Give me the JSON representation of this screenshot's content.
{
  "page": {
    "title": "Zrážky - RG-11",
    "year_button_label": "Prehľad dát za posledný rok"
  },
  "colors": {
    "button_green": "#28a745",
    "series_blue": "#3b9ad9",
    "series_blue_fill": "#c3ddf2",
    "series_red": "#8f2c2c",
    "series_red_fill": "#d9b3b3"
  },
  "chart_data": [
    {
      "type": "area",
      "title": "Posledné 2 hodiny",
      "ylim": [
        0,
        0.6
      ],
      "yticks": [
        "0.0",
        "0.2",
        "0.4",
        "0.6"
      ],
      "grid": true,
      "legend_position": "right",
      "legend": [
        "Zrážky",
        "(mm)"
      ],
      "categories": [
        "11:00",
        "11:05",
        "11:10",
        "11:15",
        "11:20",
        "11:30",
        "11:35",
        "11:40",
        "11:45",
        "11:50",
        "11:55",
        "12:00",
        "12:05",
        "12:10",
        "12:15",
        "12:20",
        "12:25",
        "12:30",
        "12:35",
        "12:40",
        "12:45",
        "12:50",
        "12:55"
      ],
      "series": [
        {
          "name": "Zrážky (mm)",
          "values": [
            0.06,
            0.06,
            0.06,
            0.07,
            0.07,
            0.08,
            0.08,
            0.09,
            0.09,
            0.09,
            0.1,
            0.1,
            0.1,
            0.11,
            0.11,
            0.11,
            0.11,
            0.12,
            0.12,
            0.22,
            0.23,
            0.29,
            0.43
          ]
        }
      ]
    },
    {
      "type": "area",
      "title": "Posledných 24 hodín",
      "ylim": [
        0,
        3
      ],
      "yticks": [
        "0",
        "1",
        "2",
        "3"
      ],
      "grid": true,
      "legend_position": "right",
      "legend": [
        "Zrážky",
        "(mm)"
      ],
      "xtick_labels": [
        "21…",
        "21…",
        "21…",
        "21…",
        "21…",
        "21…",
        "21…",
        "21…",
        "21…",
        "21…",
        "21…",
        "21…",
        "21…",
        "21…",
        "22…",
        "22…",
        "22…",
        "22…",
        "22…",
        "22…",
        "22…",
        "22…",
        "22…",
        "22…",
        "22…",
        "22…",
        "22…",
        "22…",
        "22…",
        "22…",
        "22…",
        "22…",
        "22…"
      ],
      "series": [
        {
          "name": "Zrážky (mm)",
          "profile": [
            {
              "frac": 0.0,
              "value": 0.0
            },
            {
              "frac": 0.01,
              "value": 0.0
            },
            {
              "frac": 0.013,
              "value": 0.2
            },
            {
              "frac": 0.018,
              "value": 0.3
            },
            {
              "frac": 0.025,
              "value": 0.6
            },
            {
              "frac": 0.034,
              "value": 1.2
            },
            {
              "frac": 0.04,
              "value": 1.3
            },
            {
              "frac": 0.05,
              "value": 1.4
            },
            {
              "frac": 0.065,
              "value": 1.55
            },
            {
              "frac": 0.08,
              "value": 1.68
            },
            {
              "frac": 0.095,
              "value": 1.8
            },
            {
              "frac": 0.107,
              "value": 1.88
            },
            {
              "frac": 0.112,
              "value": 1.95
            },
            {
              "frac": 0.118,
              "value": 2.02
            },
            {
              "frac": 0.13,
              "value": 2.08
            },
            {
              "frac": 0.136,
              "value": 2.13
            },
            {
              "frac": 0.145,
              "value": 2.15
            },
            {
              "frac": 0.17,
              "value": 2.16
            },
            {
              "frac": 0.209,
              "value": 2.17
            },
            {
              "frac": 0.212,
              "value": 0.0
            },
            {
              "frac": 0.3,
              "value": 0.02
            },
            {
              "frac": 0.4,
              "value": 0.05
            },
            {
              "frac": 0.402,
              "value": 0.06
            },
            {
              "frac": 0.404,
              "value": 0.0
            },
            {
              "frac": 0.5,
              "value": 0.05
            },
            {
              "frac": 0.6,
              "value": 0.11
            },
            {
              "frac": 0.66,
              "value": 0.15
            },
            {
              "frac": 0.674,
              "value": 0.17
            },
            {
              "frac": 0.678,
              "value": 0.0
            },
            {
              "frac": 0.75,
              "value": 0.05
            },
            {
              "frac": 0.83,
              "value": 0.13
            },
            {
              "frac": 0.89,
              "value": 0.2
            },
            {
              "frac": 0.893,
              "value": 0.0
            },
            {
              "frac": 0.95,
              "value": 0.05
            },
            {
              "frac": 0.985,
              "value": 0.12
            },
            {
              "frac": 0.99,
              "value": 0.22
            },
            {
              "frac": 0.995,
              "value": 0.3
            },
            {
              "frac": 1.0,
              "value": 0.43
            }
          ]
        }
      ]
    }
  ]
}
● ● ●
### Goal:
Print all the data exactly.

### Final result:
Give me the JSON representation of this screenshot's content.
{
  "page": {
    "title": "Zrážky - RG-11",
    "year_button_label": "Prehľad dát za posledný rok"
  },
  "colors": {
    "button_green": "#28a745",
    "series_blue": "#3b9ad9",
    "series_blue_fill": "#c3ddf2",
    "series_red": "#8f2c2c",
    "series_red_fill": "#d9b3b3"
  },
  "chart_data": [
    {
      "type": "area",
      "title": "Posledné 2 hodiny",
      "ylim": [
        0,
        0.6
      ],
      "yticks": [
        "0.0",
        "0.2",
        "0.4",
        "0.6"
      ],
      "grid": true,
      "legend_position": "right",
      "legend": [
        "Zrážky",
        "(mm)"
      ],
      "categories": [
        "11:00",
        "11:05",
        "11:10",
        "11:15",
        "11:20",
        "11:30",
        "11:35",
        "11:40",
        "11:45",
        "11:50",
        "11:55",
        "12:00",
        "12:05",
        "12:10",
        "12:15",
        "12:20",
        "12:25",
        "12:30",
        "12:35",
        "12:40",
        "12:45",
        "12:50",
        "12:55"
      ],
      "series": [
        {
          "name": "Zrážky (mm)",
          "values": [
            0.06,
            0.06,
            0.06,
            0.07,
            0.07,
            0.08,
            0.08,
            0.09,
            0.09,
            0.09,
            0.1,
            0.1,
            0.1,
            0.11,
            0.11,
            0.11,
            0.11,
            0.12,
            0.12,
            0.22,
            0.23,
            0.29,
            0.43
          ]
        }
      ]
    },
    {
      "type": "area",
      "title": "Posledných 24 hodín",
      "ylim": [
        0,
        3
      ],
      "yticks": [
        "0",
        "1",
        "2",
        "3"
      ],
      "grid": true,
      "legend_position": "right",
      "legend": [
        "Zrážky",
        "(mm)"
      ],
      "xtick_labels": [
        "21…",
        "21…",
        "21…",
        "21…",
        "21…",
        "21…",
        "21…",
        "21…",
        "21…",
        "21…",
        "21…",
        "21…",
        "21…",
        "21…",
        "22…",
        "22…",
        "22…",
        "22…",
        "22…",
        "22…",
        "22…",
        "22…",
        "22…",
        "22…",
        "22…",
        "22…",
        "22…",
        "22…",
        "22…",
        "22…",
        "22…",
        "22…",
        "22…"
      ],
      "series": [
        {
          "name": "Zrážky (mm)",
          "profile": [
            {
              "frac": 0.0,
              "value": 0.0
            },
            {
              "frac": 0.01,
              "value": 0.0
            },
            {
              "frac": 0.013,
              "value": 0.2
            },
            {
              "frac": 0.018,
              "value": 0.3
            },
            {
              "frac": 0.025,
              "value": 0.6
            },
            {
              "frac": 0.034,
              "value": 1.2
            },
            {
              "frac": 0.04,
              "value": 1.3
            },
            {
              "frac": 0.05,
              "value": 1.4
            },
            {
              "frac": 0.065,
              "value": 1.55
            },
            {
              "frac": 0.08,
              "value": 1.68
            },
            {
              "frac": 0.095,
              "value": 1.8
            },
            {
              "frac": 0.107,
              "value": 1.88
            },
            {
              "frac": 0.112,
              "value": 1.95
            },
            {
              "frac": 0.118,
              "value": 2.02
            },
            {
              "frac": 0.13,
              "value": 2.08
            },
            {
              "frac": 0.136,
              "value": 2.13
            },
            {
              "frac": 0.145,
              "value": 2.15
            },
            {
              "frac": 0.17,
              "value": 2.16
            },
            {
              "frac": 0.209,
              "value": 2.17
            },
            {
              "frac": 0.212,
              "value": 0.0
            },
            {
              "frac": 0.3,
              "value": 0.02
            },
            {
              "frac": 0.4,
              "value": 0.05
            },
            {
              "frac": 0.402,
              "value": 0.06
            },
            {
              "frac": 0.404,
              "value": 0.0
            },
            {
              "frac": 0.5,
              "value": 0.05
            },
            {
              "frac": 0.6,
              "value": 0.11
            },
            {
              "frac": 0.66,
              "value": 0.15
            },
            {
              "frac": 0.674,
              "value": 0.17
            },
            {
              "frac": 0.678,
              "value": 0.0
            },
            {
              "frac": 0.75,
              "value": 0.05
            },
            {
              "frac": 0.83,
              "value": 0.13
            },
            {
              "frac": 0.89,
              "value": 0.2
            },
            {
              "frac": 0.893,
              "value": 0.0
            },
            {
              "frac": 0.95,
              "value": 0.05
            },
            {
              "frac": 0.985,
              "value": 0.12
            },
            {
              "frac": 0.99,
              "value": 0.22
            },
            {
              "frac": 0.995,
              "value": 0.3
            },
            {
              "frac": 1.0,
              "value": 0.43
            }
          ]
        }
      ]
    }
  ]
}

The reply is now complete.